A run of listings
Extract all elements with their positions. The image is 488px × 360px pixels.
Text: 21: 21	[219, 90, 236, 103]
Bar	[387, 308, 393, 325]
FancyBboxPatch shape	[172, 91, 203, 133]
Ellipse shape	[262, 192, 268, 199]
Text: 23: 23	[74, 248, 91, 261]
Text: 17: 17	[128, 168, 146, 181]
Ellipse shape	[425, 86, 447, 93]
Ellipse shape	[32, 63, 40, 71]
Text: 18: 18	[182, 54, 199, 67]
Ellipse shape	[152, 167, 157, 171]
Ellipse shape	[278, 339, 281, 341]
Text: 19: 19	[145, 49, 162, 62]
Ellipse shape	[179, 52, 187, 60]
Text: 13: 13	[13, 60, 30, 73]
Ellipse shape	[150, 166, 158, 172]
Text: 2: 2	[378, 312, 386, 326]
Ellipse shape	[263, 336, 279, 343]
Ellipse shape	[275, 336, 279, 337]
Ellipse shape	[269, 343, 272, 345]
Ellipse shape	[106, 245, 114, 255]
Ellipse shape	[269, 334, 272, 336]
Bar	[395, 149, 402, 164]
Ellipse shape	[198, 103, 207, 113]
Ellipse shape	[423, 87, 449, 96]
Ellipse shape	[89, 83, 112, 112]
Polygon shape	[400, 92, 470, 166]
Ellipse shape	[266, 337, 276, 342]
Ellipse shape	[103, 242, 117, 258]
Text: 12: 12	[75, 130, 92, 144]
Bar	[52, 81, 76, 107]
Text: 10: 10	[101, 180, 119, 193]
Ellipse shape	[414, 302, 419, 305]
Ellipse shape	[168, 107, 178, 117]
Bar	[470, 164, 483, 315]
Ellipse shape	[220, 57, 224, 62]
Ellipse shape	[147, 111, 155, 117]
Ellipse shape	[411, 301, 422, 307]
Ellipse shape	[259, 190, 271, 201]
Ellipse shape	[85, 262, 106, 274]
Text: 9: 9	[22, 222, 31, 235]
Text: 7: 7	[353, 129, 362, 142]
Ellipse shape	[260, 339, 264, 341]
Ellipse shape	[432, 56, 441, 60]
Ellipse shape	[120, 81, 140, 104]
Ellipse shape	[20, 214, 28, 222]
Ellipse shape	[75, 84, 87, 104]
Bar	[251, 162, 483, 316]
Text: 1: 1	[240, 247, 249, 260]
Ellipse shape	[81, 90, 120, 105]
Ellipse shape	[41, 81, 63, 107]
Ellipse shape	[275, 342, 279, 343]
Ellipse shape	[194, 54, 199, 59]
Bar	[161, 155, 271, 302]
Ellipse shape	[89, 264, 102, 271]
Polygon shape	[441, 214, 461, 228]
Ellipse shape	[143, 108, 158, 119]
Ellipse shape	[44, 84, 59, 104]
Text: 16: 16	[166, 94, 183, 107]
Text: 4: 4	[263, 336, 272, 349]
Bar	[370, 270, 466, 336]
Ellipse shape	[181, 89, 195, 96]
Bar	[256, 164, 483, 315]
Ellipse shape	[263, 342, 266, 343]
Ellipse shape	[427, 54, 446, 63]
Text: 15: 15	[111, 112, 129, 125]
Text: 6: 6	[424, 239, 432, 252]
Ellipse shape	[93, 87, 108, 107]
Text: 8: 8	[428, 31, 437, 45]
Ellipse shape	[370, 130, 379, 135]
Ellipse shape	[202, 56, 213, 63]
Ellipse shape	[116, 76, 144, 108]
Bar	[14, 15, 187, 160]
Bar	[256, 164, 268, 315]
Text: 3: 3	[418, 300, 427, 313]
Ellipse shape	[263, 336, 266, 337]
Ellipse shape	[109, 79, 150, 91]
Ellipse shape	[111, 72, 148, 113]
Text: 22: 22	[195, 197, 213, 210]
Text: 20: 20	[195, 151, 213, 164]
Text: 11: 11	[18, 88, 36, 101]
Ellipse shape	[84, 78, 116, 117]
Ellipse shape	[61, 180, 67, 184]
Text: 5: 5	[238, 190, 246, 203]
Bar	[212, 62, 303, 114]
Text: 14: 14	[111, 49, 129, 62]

**Goal**
Convert every line of the listing above into a JSON array of strings, one string per line, leaving out any blank lines.

**Output below**
[
  "Extract all elements with their positions. The image is 488px × 360px pixels.",
  "Text: 21: 21\t[219, 90, 236, 103]",
  "Bar\t[387, 308, 393, 325]",
  "FancyBboxPatch shape\t[172, 91, 203, 133]",
  "Ellipse shape\t[262, 192, 268, 199]",
  "Text: 23: 23\t[74, 248, 91, 261]",
  "Text: 17: 17\t[128, 168, 146, 181]",
  "Ellipse shape\t[425, 86, 447, 93]",
  "Ellipse shape\t[32, 63, 40, 71]",
  "Text: 18: 18\t[182, 54, 199, 67]",
  "Ellipse shape\t[152, 167, 157, 171]",
  "Ellipse shape\t[278, 339, 281, 341]",
  "Text: 19: 19\t[145, 49, 162, 62]",
  "Ellipse shape\t[179, 52, 187, 60]",
  "Text: 13: 13\t[13, 60, 30, 73]",
  "Ellipse shape\t[150, 166, 158, 172]",
  "Text: 2: 2\t[378, 312, 386, 326]",
  "Ellipse shape\t[263, 336, 279, 343]",
  "Ellipse shape\t[275, 336, 279, 337]",
  "Ellipse shape\t[269, 343, 272, 345]",
  "Ellipse shape\t[106, 245, 114, 255]",
  "Ellipse shape\t[269, 334, 272, 336]",
  "Bar\t[395, 149, 402, 164]",
  "Ellipse shape\t[198, 103, 207, 113]",
  "Ellipse shape\t[423, 87, 449, 96]",
  "Ellipse shape\t[89, 83, 112, 112]",
  "Polygon shape\t[400, 92, 470, 166]",
  "Ellipse shape\t[266, 337, 276, 342]",
  "Ellipse shape\t[103, 242, 117, 258]",
  "Text: 12: 12\t[75, 130, 92, 144]",
  "Bar\t[52, 81, 76, 107]",
  "Text: 10: 10\t[101, 180, 119, 193]",
  "Ellipse shape\t[414, 302, 419, 305]",
  "Ellipse shape\t[168, 107, 178, 117]",
  "Bar\t[470, 164, 483, 315]",
  "Ellipse shape\t[220, 57, 224, 62]",
  "Ellipse shape\t[147, 111, 155, 117]",
  "Ellipse shape\t[411, 301, 422, 307]",
  "Ellipse shape\t[259, 190, 271, 201]",
  "Ellipse shape\t[85, 262, 106, 274]",
  "Text: 9: 9\t[22, 222, 31, 235]",
  "Text: 7: 7\t[353, 129, 362, 142]",
  "Ellipse shape\t[260, 339, 264, 341]",
  "Ellipse shape\t[432, 56, 441, 60]",
  "Ellipse shape\t[120, 81, 140, 104]",
  "Ellipse shape\t[20, 214, 28, 222]",
  "Ellipse shape\t[75, 84, 87, 104]",
  "Bar\t[251, 162, 483, 316]",
  "Text: 1: 1\t[240, 247, 249, 260]",
  "Ellipse shape\t[81, 90, 120, 105]",
  "Ellipse shape\t[41, 81, 63, 107]",
  "Ellipse shape\t[275, 342, 279, 343]",
  "Ellipse shape\t[194, 54, 199, 59]",
  "Bar\t[161, 155, 271, 302]",
  "Ellipse shape\t[89, 264, 102, 271]",
  "Polygon shape\t[441, 214, 461, 228]",
  "Ellipse shape\t[143, 108, 158, 119]",
  "Ellipse shape\t[44, 84, 59, 104]",
  "Text: 16: 16\t[166, 94, 183, 107]",
  "Text: 4: 4\t[263, 336, 272, 349]",
  "Bar\t[370, 270, 466, 336]",
  "Ellipse shape\t[181, 89, 195, 96]",
  "Bar\t[256, 164, 483, 315]",
  "Ellipse shape\t[263, 342, 266, 343]",
  "Ellipse shape\t[427, 54, 446, 63]",
  "Text: 15: 15\t[111, 112, 129, 125]",
  "Text: 6: 6\t[424, 239, 432, 252]",
  "Ellipse shape\t[93, 87, 108, 107]",
  "Text: 8: 8\t[428, 31, 437, 45]",
  "Ellipse shape\t[370, 130, 379, 135]",
  "Ellipse shape\t[202, 56, 213, 63]",
  "Ellipse shape\t[116, 76, 144, 108]",
  "Bar\t[14, 15, 187, 160]",
  "Bar\t[256, 164, 268, 315]",
  "Text: 3: 3\t[418, 300, 427, 313]",
  "Ellipse shape\t[263, 336, 266, 337]",
  "Ellipse shape\t[109, 79, 150, 91]",
  "Ellipse shape\t[111, 72, 148, 113]",
  "Text: 22: 22\t[195, 197, 213, 210]",
  "Text: 20: 20\t[195, 151, 213, 164]",
  "Text: 11: 11\t[18, 88, 36, 101]",
  "Ellipse shape\t[84, 78, 116, 117]",
  "Ellipse shape\t[61, 180, 67, 184]",
  "Text: 5: 5\t[238, 190, 246, 203]",
  "Bar\t[212, 62, 303, 114]",
  "Text: 14: 14\t[111, 49, 129, 62]"
]